# START OF READING TEXT

This keyword list was subsequently resolved in this post. 

1.4K Messages


24.3K Points

4 years ago

I could add many others to this list (I have an extensive Keyword Cross Reference Index with hundreds of examples), but let me just comment on a few that are listed: travelling and traveling should be merged into travel (4648 titles) I have been back-and-forth between miniskirt/minidress and mini-skirt/mini-dress for years.  Titles in the database with this(ese) word(s) are very inconsistent. It seems that murder should refer to human beings, while killing should refer to animals.  (Yes, there are exceptions.) And, as I previously proposed, most "actions" should take precedence over the "actor."  shapeshifter should be merged into shapeshifting, murderer and murder-victim into murder, abductor and abductee into abduction, kidnapper and kidnap-victim into kidnapping, gambler into gambling, thief into theft, etc. There are certainly exceptions, but, if possible, it seems like this should be a general preference.  To quote a song lyric, "You can't have one without the other!") Merging soldiers into soldier and environmental-issues into environmental-issue is just a case of merging a plural into a singular, already an IMDb guideline.  (There are hundreds of similar examples.) And, perhaps female-serial-murderer and female-serial-killer should be merged into serial-murderess. I could go on, but am interested in hearing from others.

# END OF READING TEXT

> [GOAL A]: According to the keyword merging post, what should travelling and traveling be merged into?
> [GOAL B]: Pick up the post on keyword merging after its last sentence and carry it forward.

# START OF DATA EXTRACT

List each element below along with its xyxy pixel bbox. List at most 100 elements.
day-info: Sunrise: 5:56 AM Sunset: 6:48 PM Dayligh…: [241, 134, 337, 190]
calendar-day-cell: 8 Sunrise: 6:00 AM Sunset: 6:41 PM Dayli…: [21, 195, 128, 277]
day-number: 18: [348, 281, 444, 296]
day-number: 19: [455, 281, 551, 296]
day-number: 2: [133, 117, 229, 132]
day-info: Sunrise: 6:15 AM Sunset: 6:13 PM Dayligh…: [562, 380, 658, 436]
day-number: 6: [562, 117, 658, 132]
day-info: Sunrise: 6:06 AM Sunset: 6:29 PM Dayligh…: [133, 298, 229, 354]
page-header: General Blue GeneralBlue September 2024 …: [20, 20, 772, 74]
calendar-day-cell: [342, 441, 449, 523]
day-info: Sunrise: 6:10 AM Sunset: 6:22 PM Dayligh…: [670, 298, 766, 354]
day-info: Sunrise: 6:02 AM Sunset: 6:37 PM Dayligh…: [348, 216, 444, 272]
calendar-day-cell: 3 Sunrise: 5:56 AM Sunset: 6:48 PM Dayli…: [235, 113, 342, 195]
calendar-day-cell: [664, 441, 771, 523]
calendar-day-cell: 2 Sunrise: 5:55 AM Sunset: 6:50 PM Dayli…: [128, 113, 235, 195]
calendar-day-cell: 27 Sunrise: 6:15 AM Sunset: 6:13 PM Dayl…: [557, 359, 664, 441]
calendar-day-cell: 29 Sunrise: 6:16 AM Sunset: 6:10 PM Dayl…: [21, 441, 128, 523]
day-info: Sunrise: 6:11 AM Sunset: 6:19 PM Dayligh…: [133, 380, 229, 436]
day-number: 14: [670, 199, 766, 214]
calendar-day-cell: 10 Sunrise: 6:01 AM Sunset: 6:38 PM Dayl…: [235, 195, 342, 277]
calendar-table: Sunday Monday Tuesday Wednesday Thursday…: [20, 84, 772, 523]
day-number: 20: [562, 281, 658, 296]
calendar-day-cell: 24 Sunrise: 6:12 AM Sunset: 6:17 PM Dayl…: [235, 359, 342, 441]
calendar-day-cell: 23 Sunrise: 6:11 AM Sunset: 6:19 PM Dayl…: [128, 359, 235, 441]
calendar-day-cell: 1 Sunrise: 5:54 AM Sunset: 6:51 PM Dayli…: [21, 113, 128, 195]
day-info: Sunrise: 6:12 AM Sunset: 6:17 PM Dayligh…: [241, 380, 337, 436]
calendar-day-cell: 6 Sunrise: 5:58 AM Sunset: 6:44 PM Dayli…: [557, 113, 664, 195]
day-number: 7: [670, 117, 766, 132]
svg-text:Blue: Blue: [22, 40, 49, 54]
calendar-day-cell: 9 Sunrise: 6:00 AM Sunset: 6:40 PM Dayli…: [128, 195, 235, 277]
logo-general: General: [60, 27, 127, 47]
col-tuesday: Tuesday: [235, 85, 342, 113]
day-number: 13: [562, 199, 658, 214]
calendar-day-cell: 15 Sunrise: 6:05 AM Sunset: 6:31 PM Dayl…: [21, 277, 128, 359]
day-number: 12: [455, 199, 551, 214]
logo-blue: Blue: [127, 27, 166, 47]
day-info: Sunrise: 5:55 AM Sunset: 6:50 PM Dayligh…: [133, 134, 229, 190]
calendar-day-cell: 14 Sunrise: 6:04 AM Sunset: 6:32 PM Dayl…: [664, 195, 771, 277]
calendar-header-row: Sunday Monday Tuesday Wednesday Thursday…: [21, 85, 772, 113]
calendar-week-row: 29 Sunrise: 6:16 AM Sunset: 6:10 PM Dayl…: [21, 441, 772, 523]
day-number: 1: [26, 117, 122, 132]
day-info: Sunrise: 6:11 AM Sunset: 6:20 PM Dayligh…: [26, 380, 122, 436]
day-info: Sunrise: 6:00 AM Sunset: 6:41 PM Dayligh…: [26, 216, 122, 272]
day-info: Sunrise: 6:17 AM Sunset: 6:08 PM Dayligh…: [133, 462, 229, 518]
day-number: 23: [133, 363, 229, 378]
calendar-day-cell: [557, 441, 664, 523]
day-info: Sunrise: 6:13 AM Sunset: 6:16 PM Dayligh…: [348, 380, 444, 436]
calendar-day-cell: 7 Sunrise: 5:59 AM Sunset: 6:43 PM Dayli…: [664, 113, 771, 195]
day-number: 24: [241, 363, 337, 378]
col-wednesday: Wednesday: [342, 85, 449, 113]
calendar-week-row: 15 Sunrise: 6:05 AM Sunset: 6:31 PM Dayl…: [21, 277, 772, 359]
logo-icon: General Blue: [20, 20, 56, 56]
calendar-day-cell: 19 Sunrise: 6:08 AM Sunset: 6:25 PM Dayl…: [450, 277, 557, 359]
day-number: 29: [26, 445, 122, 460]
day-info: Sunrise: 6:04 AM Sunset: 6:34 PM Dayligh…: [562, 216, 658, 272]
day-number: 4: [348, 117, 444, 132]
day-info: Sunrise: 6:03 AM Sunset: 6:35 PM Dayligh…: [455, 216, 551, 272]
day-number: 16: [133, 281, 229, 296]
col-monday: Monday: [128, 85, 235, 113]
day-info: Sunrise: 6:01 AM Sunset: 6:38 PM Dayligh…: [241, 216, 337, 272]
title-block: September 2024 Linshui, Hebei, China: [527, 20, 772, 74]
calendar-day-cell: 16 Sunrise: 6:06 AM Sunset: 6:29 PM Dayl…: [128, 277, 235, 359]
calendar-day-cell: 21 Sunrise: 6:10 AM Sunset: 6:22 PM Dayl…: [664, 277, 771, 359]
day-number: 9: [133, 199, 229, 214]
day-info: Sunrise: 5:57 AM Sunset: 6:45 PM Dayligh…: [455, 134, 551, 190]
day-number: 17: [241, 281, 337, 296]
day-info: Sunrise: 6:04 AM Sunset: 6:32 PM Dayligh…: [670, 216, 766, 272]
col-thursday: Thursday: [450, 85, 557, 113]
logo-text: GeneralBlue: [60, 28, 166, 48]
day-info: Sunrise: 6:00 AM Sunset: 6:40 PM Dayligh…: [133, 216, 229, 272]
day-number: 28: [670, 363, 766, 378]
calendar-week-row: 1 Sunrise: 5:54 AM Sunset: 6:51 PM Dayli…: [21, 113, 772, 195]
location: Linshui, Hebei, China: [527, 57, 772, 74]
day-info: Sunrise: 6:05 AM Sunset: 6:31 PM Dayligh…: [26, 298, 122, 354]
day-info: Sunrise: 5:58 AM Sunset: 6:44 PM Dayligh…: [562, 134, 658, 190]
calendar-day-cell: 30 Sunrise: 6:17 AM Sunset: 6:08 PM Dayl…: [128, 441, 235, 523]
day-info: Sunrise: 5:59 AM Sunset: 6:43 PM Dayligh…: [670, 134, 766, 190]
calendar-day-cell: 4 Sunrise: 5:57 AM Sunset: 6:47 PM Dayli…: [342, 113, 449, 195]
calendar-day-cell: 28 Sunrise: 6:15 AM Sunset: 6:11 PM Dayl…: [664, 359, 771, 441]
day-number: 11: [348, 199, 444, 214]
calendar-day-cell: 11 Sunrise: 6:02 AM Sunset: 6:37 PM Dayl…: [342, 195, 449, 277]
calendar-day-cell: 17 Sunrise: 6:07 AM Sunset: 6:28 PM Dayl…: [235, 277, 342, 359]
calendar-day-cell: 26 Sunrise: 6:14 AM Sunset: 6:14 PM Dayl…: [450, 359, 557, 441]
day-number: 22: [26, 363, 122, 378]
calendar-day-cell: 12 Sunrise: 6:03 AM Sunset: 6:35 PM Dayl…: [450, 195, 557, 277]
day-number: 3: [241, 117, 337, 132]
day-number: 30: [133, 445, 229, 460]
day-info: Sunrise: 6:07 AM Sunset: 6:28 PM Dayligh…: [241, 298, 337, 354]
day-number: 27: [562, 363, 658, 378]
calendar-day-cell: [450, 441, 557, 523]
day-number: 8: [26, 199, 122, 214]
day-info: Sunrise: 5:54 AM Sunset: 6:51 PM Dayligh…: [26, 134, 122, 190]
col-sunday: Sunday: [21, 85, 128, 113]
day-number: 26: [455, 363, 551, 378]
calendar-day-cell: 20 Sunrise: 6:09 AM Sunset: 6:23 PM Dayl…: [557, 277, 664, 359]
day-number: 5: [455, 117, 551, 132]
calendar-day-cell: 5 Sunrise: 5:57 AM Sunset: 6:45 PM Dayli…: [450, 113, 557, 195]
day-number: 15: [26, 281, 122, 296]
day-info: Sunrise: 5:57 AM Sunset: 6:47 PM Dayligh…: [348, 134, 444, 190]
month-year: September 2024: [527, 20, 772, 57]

# END OF DATA EXTRACT

> [FINAL RESULT A]: Travel

> [FINAL RESULT B]:
2.7K Messages


47K Points

@bradley_kent  travelling and traveling should be merged into travel (4648 titles) Good point. I will edit my post accordingly. And, as I previously proposed, most "actions" should take precedence over the "actor."  shapeshifter should be merged into shapeshifting, murderer and murder-victim into murder, abductor and abductee into abduction, kidnapper and kidnap-victim into kidnapping, gambler into gambling, thief into theft, etc. There are certainly exceptions, but, if possible, it seems like this should be a general precedent.  To quote a song lyric, "You can't have one without the other!") I continue to disagree with that point, which we have debated several times in the past. In real life, you can't have one without the other, but in a movie or show, you absolutely can have one without the other. I have previously brought up examples to illustrate the point.

1.4K Messages


24.3K Points

brunette-woman should probably remain as a keyword.  I doubt if most people know that brunette is feminine, while brunet is masculine, and blond is masculine, while blonde is feminine.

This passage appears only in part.